Make an exact copy of the lines, leaving the pictures out.

%%

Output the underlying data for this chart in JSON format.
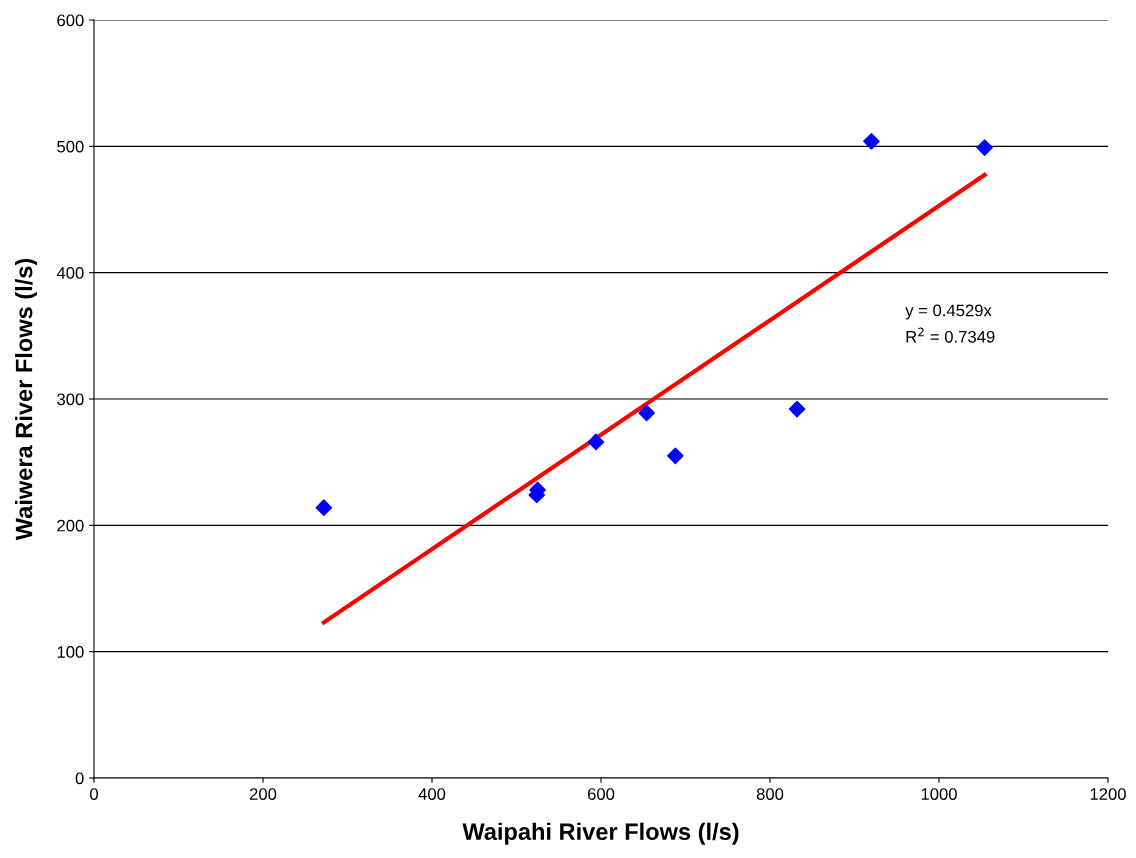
{
  "chart_data": {
    "type": "scatter",
    "xlabel": "Waipahi River Flows (l/s)",
    "ylabel": "Waiwera River Flows (l/s)",
    "x": [
      272,
      524,
      525,
      594,
      654,
      688,
      832,
      920,
      1054
    ],
    "series": [
      {
        "color": "#0000ff",
        "marker": "diamond",
        "values": [
          214,
          224,
          228,
          266,
          289,
          255,
          292,
          504,
          499
        ]
      },
      {
        "type": "line",
        "color": "#ff0000",
        "marker": "none",
        "line_style": "solid",
        "x": [
          272,
          1054
        ],
        "values": [
          123.2,
          477.4
        ]
      }
    ],
    "annotations": [
      "y = 0.4529x",
      "R$^{2}$ = 0.7349"
    ],
    "xlim": [
      0,
      1200
    ],
    "xticks": [
      0,
      200,
      400,
      600,
      800,
      1000,
      1200
    ],
    "ylim": [
      0,
      600
    ],
    "yticks": [
      0,
      100,
      200,
      300,
      400,
      500,
      600
    ],
    "grid": "y"
  }
}
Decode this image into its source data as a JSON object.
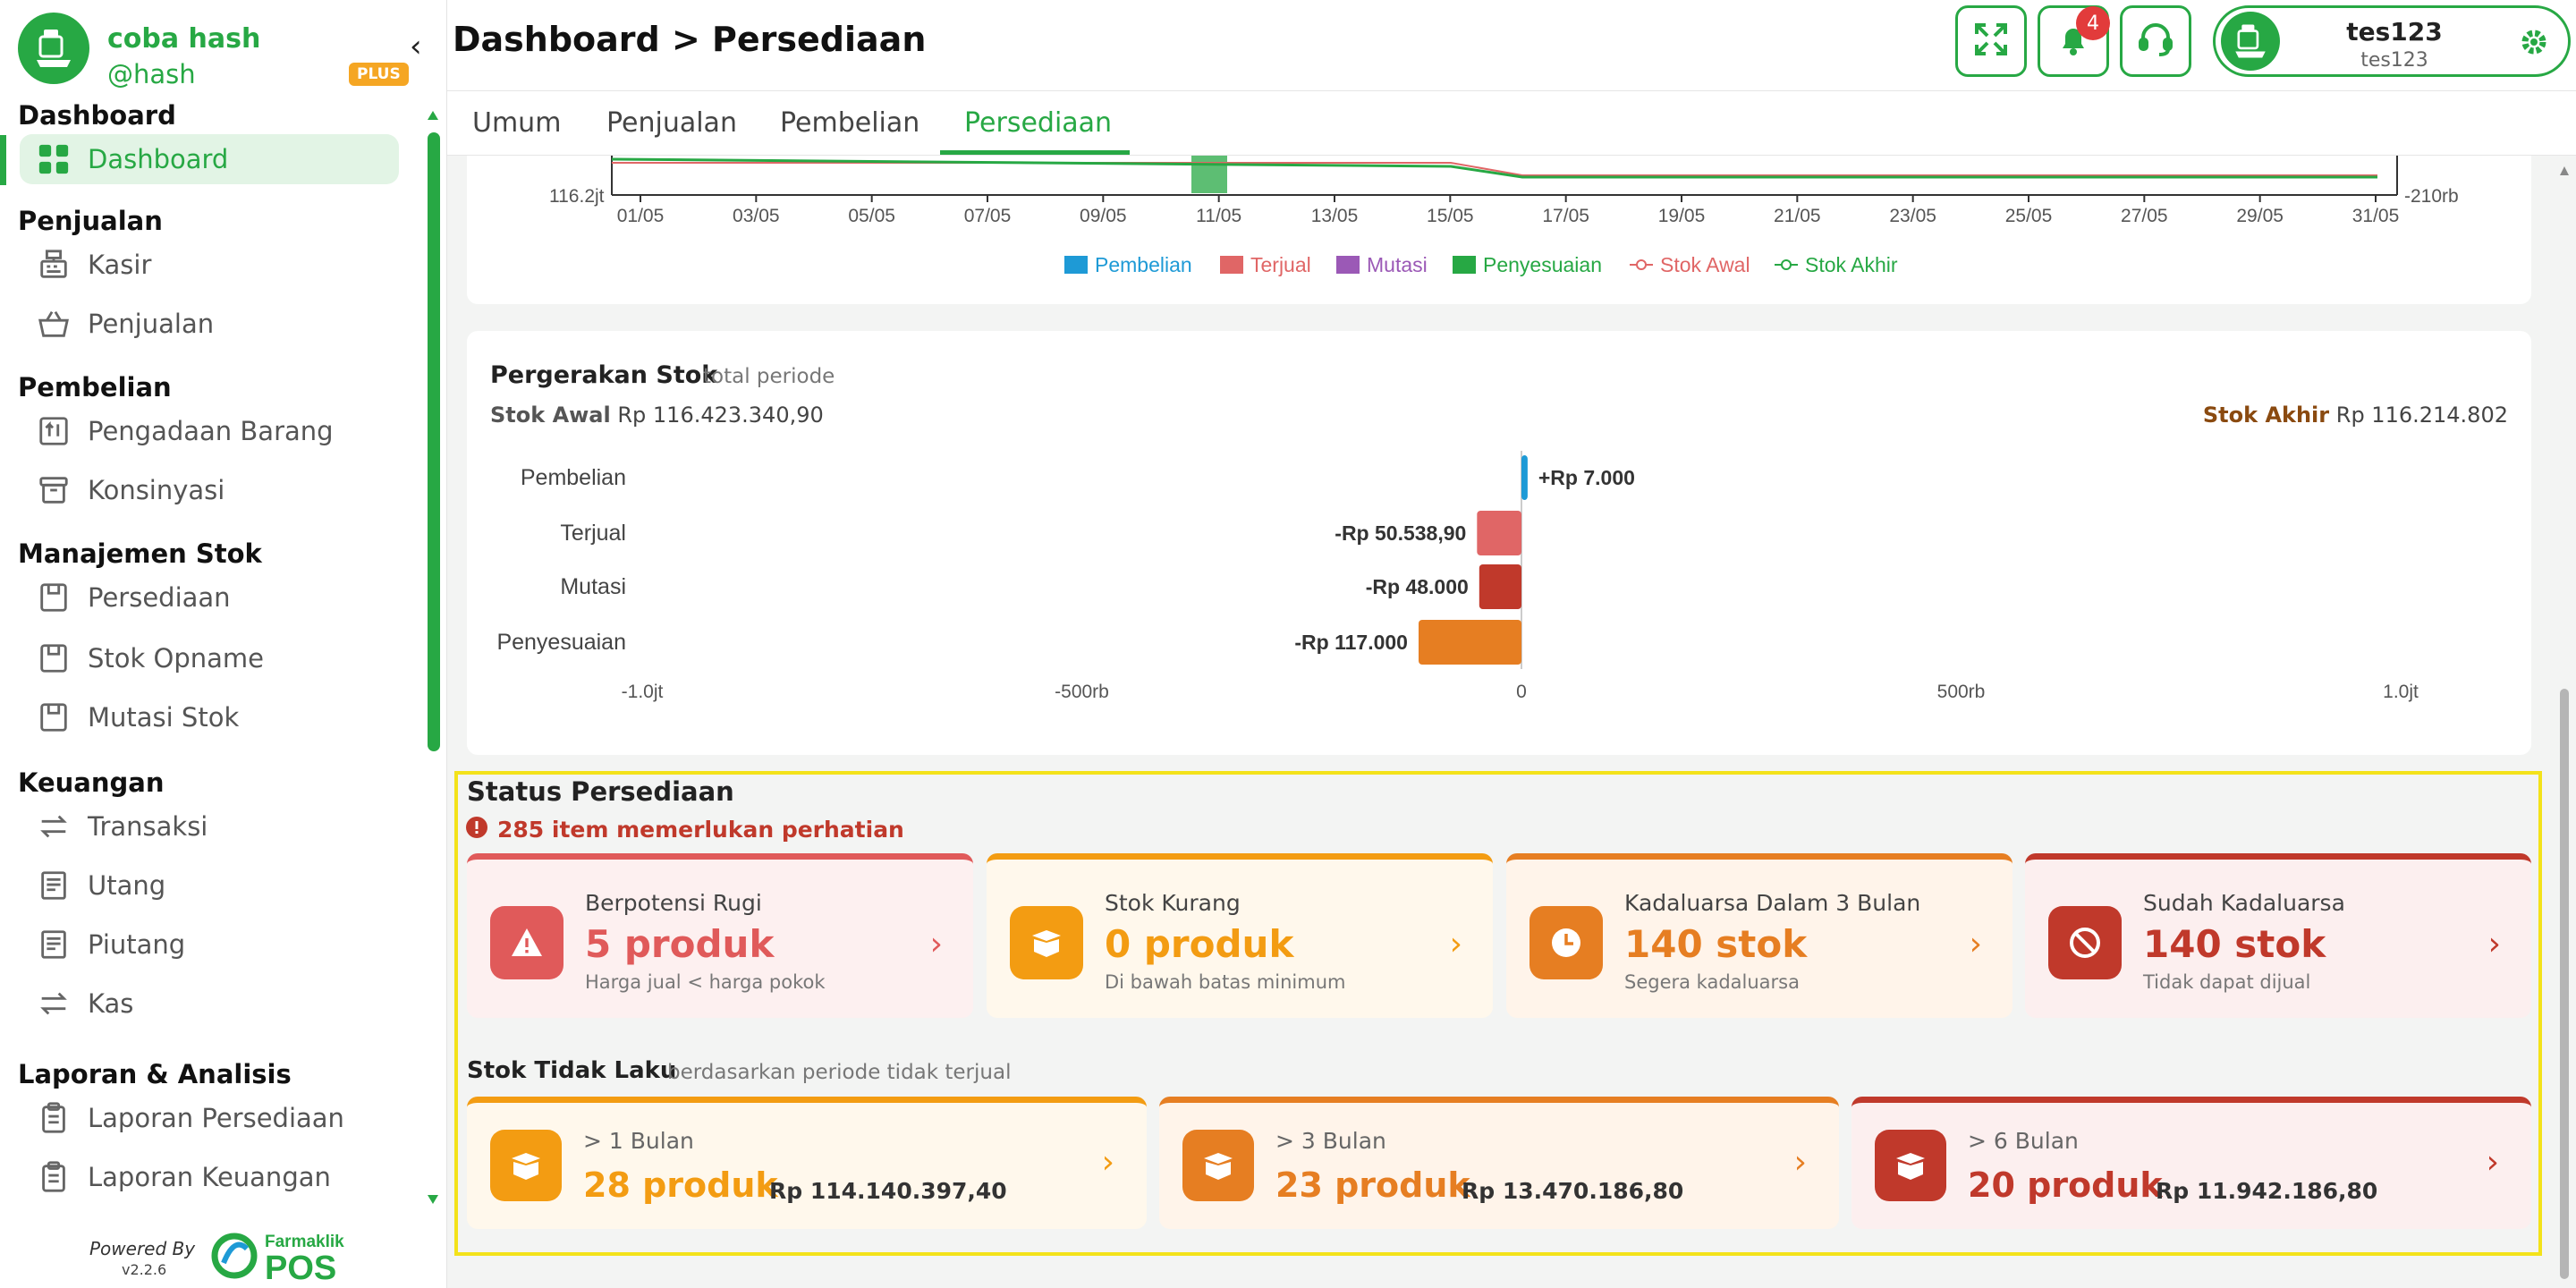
{
  "sidebar": {
    "brand_name": "coba hash",
    "handle": "@hash",
    "plan": "PLUS",
    "sections": [
      {
        "title": "Dashboard",
        "items": [
          {
            "label": "Dashboard",
            "icon": "grid-icon"
          }
        ]
      },
      {
        "title": "Penjualan",
        "items": [
          {
            "label": "Kasir",
            "icon": "cash-register-icon"
          },
          {
            "label": "Penjualan",
            "icon": "basket-icon"
          }
        ]
      },
      {
        "title": "Pembelian",
        "items": [
          {
            "label": "Pengadaan Barang",
            "icon": "inbox-upload-icon"
          },
          {
            "label": "Konsinyasi",
            "icon": "archive-box-icon"
          }
        ]
      },
      {
        "title": "Manajemen Stok",
        "items": [
          {
            "label": "Persediaan",
            "icon": "box-icon"
          },
          {
            "label": "Stok Opname",
            "icon": "box-icon"
          },
          {
            "label": "Mutasi Stok",
            "icon": "box-icon"
          }
        ]
      },
      {
        "title": "Keuangan",
        "items": [
          {
            "label": "Transaksi",
            "icon": "transfer-arrows-icon"
          },
          {
            "label": "Utang",
            "icon": "receipt-icon"
          },
          {
            "label": "Piutang",
            "icon": "receipt-icon"
          },
          {
            "label": "Kas",
            "icon": "transfer-arrows-icon"
          }
        ]
      },
      {
        "title": "Laporan & Analisis",
        "items": [
          {
            "label": "Laporan Persediaan",
            "icon": "clipboard-icon"
          },
          {
            "label": "Laporan Keuangan",
            "icon": "clipboard-icon"
          }
        ]
      }
    ],
    "powered_by": "Powered By",
    "version": "v2.2.6",
    "logo_top": "Farmaklik",
    "logo_bottom": "POS"
  },
  "header": {
    "title": "Dashboard > Persediaan",
    "notification_count": "4",
    "user_name": "tes123",
    "user_sub": "tes123"
  },
  "tabs": [
    "Umum",
    "Penjualan",
    "Pembelian",
    "Persediaan"
  ],
  "top_chart": {
    "y_left_tick": "116.2jt",
    "y_right_tick": "-210rb",
    "x_ticks": [
      "01/05",
      "03/05",
      "05/05",
      "07/05",
      "09/05",
      "11/05",
      "13/05",
      "15/05",
      "17/05",
      "19/05",
      "21/05",
      "23/05",
      "25/05",
      "27/05",
      "29/05",
      "31/05"
    ],
    "legend": [
      {
        "label": "Pembelian",
        "color": "#1e9ad6",
        "marker": "box"
      },
      {
        "label": "Terjual",
        "color": "#e06666",
        "marker": "box"
      },
      {
        "label": "Mutasi",
        "color": "#9b59b6",
        "marker": "box"
      },
      {
        "label": "Penyesuaian",
        "color": "#27a844",
        "marker": "box"
      },
      {
        "label": "Stok Awal",
        "color": "#e06666",
        "marker": "line"
      },
      {
        "label": "Stok Akhir",
        "color": "#27a844",
        "marker": "line"
      }
    ]
  },
  "chart_data": {
    "type": "bar",
    "orientation": "horizontal",
    "title": "Pergerakan Stok",
    "subtitle": "total periode",
    "stok_awal_label": "Stok Awal",
    "stok_awal_value": "Rp 116.423.340,90",
    "stok_akhir_label": "Stok Akhir",
    "stok_akhir_value": "Rp 116.214.802",
    "categories": [
      "Pembelian",
      "Terjual",
      "Mutasi",
      "Penyesuaian"
    ],
    "values": [
      7000,
      -50538.9,
      -48000,
      -117000
    ],
    "value_labels": [
      "+Rp 7.000",
      "-Rp 50.538,90",
      "-Rp 48.000",
      "-Rp 117.000"
    ],
    "colors": [
      "#1e9ad6",
      "#e06666",
      "#c0392b",
      "#e67e22"
    ],
    "xlim": [
      -1000000,
      1000000
    ],
    "x_ticks": [
      {
        "value": -1000000,
        "label": "-1.0jt"
      },
      {
        "value": -500000,
        "label": "-500rb"
      },
      {
        "value": 0,
        "label": "0"
      },
      {
        "value": 500000,
        "label": "500rb"
      },
      {
        "value": 1000000,
        "label": "1.0jt"
      }
    ]
  },
  "status": {
    "title": "Status Persediaan",
    "alert": "285 item memerlukan perhatian",
    "cards": [
      {
        "title": "Berpotensi Rugi",
        "value": "5 produk",
        "desc": "Harga jual < harga pokok",
        "color": "#e05a5a",
        "bg": "#fdf0f0",
        "icon": "warning-icon"
      },
      {
        "title": "Stok Kurang",
        "value": "0 produk",
        "desc": "Di bawah batas minimum",
        "color": "#f39c12",
        "bg": "#fff8ec",
        "icon": "open-box-icon"
      },
      {
        "title": "Kadaluarsa Dalam 3 Bulan",
        "value": "140 stok",
        "desc": "Segera kadaluarsa",
        "color": "#e67e22",
        "bg": "#fff4ea",
        "icon": "clock-icon"
      },
      {
        "title": "Sudah Kadaluarsa",
        "value": "140 stok",
        "desc": "Tidak dapat dijual",
        "color": "#c0392b",
        "bg": "#fcefef",
        "icon": "ban-icon"
      }
    ]
  },
  "dead_stock": {
    "title": "Stok Tidak Laku",
    "subtitle": "berdasarkan periode tidak terjual",
    "cards": [
      {
        "period": "> 1 Bulan",
        "value": "28 produk",
        "amount": "Rp 114.140.397,40",
        "color": "#f39c12",
        "bg": "#fff8ec",
        "icon": "box-icon"
      },
      {
        "period": "> 3 Bulan",
        "value": "23 produk",
        "amount": "Rp 13.470.186,80",
        "color": "#e67e22",
        "bg": "#fff4ea",
        "icon": "box-icon"
      },
      {
        "period": "> 6 Bulan",
        "value": "20 produk",
        "amount": "Rp 11.942.186,80",
        "color": "#c0392b",
        "bg": "#fcefef",
        "icon": "box-icon"
      }
    ]
  }
}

%%

* FINISHED TASK
Output the underlying data for this chart in JSON format.
{
  "chart_data": {
    "type": "scatter",
    "xlabel": "Waipahi River Flows (l/s)",
    "ylabel": "Waiwera River Flows (l/s)",
    "x": [
      272,
      524,
      525,
      594,
      654,
      688,
      832,
      920,
      1054
    ],
    "series": [
      {
        "color": "#0000ff",
        "marker": "diamond",
        "values": [
          214,
          224,
          228,
          266,
          289,
          255,
          292,
          504,
          499
        ]
      },
      {
        "type": "line",
        "color": "#ff0000",
        "marker": "none",
        "line_style": "solid",
        "x": [
          272,
          1054
        ],
        "values": [
          123.2,
          477.4
        ]
      }
    ],
    "annotations": [
      "y = 0.4529x",
      "R$^{2}$ = 0.7349"
    ],
    "xlim": [
      0,
      1200
    ],
    "xticks": [
      0,
      200,
      400,
      600,
      800,
      1000,
      1200
    ],
    "ylim": [
      0,
      600
    ],
    "yticks": [
      0,
      100,
      200,
      300,
      400,
      500,
      600
    ],
    "grid": "y"
  }
}
Decode this image into its source data as a JSON object.
{
  "sidebar": {
    "brand_name": "coba hash",
    "handle": "@hash",
    "plan": "PLUS",
    "sections": [
      {
        "title": "Dashboard",
        "items": [
          {
            "label": "Dashboard",
            "icon": "grid-icon"
          }
        ]
      },
      {
        "title": "Penjualan",
        "items": [
          {
            "label": "Kasir",
            "icon": "cash-register-icon"
          },
          {
            "label": "Penjualan",
            "icon": "basket-icon"
          }
        ]
      },
      {
        "title": "Pembelian",
        "items": [
          {
            "label": "Pengadaan Barang",
            "icon": "inbox-upload-icon"
          },
          {
            "label": "Konsinyasi",
            "icon": "archive-box-icon"
          }
        ]
      },
      {
        "title": "Manajemen Stok",
        "items": [
          {
            "label": "Persediaan",
            "icon": "box-icon"
          },
          {
            "label": "Stok Opname",
            "icon": "box-icon"
          },
          {
            "label": "Mutasi Stok",
            "icon": "box-icon"
          }
        ]
      },
      {
        "title": "Keuangan",
        "items": [
          {
            "label": "Transaksi",
            "icon": "transfer-arrows-icon"
          },
          {
            "label": "Utang",
            "icon": "receipt-icon"
          },
          {
            "label": "Piutang",
            "icon": "receipt-icon"
          },
          {
            "label": "Kas",
            "icon": "transfer-arrows-icon"
          }
        ]
      },
      {
        "title": "Laporan & Analisis",
        "items": [
          {
            "label": "Laporan Persediaan",
            "icon": "clipboard-icon"
          },
          {
            "label": "Laporan Keuangan",
            "icon": "clipboard-icon"
          }
        ]
      }
    ],
    "powered_by": "Powered By",
    "version": "v2.2.6",
    "logo_top": "Farmaklik",
    "logo_bottom": "POS"
  },
  "header": {
    "title": "Dashboard > Persediaan",
    "notification_count": "4",
    "user_name": "tes123",
    "user_sub": "tes123"
  },
  "tabs": [
    "Umum",
    "Penjualan",
    "Pembelian",
    "Persediaan"
  ],
  "top_chart": {
    "y_left_tick": "116.2jt",
    "y_right_tick": "-210rb",
    "x_ticks": [
      "01/05",
      "03/05",
      "05/05",
      "07/05",
      "09/05",
      "11/05",
      "13/05",
      "15/05",
      "17/05",
      "19/05",
      "21/05",
      "23/05",
      "25/05",
      "27/05",
      "29/05",
      "31/05"
    ],
    "legend": [
      {
        "label": "Pembelian",
        "color": "#1e9ad6",
        "marker": "box"
      },
      {
        "label": "Terjual",
        "color": "#e06666",
        "marker": "box"
      },
      {
        "label": "Mutasi",
        "color": "#9b59b6",
        "marker": "box"
      },
      {
        "label": "Penyesuaian",
        "color": "#27a844",
        "marker": "box"
      },
      {
        "label": "Stok Awal",
        "color": "#e06666",
        "marker": "line"
      },
      {
        "label": "Stok Akhir",
        "color": "#27a844",
        "marker": "line"
      }
    ]
  },
  "chart_data": {
    "type": "bar",
    "orientation": "horizontal",
    "title": "Pergerakan Stok",
    "subtitle": "total periode",
    "stok_awal_label": "Stok Awal",
    "stok_awal_value": "Rp 116.423.340,90",
    "stok_akhir_label": "Stok Akhir",
    "stok_akhir_value": "Rp 116.214.802",
    "categories": [
      "Pembelian",
      "Terjual",
      "Mutasi",
      "Penyesuaian"
    ],
    "values": [
      7000,
      -50538.9,
      -48000,
      -117000
    ],
    "value_labels": [
      "+Rp 7.000",
      "-Rp 50.538,90",
      "-Rp 48.000",
      "-Rp 117.000"
    ],
    "colors": [
      "#1e9ad6",
      "#e06666",
      "#c0392b",
      "#e67e22"
    ],
    "xlim": [
      -1000000,
      1000000
    ],
    "x_ticks": [
      {
        "value": -1000000,
        "label": "-1.0jt"
      },
      {
        "value": -500000,
        "label": "-500rb"
      },
      {
        "value": 0,
        "label": "0"
      },
      {
        "value": 500000,
        "label": "500rb"
      },
      {
        "value": 1000000,
        "label": "1.0jt"
      }
    ]
  },
  "status": {
    "title": "Status Persediaan",
    "alert": "285 item memerlukan perhatian",
    "cards": [
      {
        "title": "Berpotensi Rugi",
        "value": "5 produk",
        "desc": "Harga jual < harga pokok",
        "color": "#e05a5a",
        "bg": "#fdf0f0",
        "icon": "warning-icon"
      },
      {
        "title": "Stok Kurang",
        "value": "0 produk",
        "desc": "Di bawah batas minimum",
        "color": "#f39c12",
        "bg": "#fff8ec",
        "icon": "open-box-icon"
      },
      {
        "title": "Kadaluarsa Dalam 3 Bulan",
        "value": "140 stok",
        "desc": "Segera kadaluarsa",
        "color": "#e67e22",
        "bg": "#fff4ea",
        "icon": "clock-icon"
      },
      {
        "title": "Sudah Kadaluarsa",
        "value": "140 stok",
        "desc": "Tidak dapat dijual",
        "color": "#c0392b",
        "bg": "#fcefef",
        "icon": "ban-icon"
      }
    ]
  },
  "dead_stock": {
    "title": "Stok Tidak Laku",
    "subtitle": "berdasarkan periode tidak terjual",
    "cards": [
      {
        "period": "> 1 Bulan",
        "value": "28 produk",
        "amount": "Rp 114.140.397,40",
        "color": "#f39c12",
        "bg": "#fff8ec",
        "icon": "box-icon"
      },
      {
        "period": "> 3 Bulan",
        "value": "23 produk",
        "amount": "Rp 13.470.186,80",
        "color": "#e67e22",
        "bg": "#fff4ea",
        "icon": "box-icon"
      },
      {
        "period": "> 6 Bulan",
        "value": "20 produk",
        "amount": "Rp 11.942.186,80",
        "color": "#c0392b",
        "bg": "#fcefef",
        "icon": "box-icon"
      }
    ]
  }
}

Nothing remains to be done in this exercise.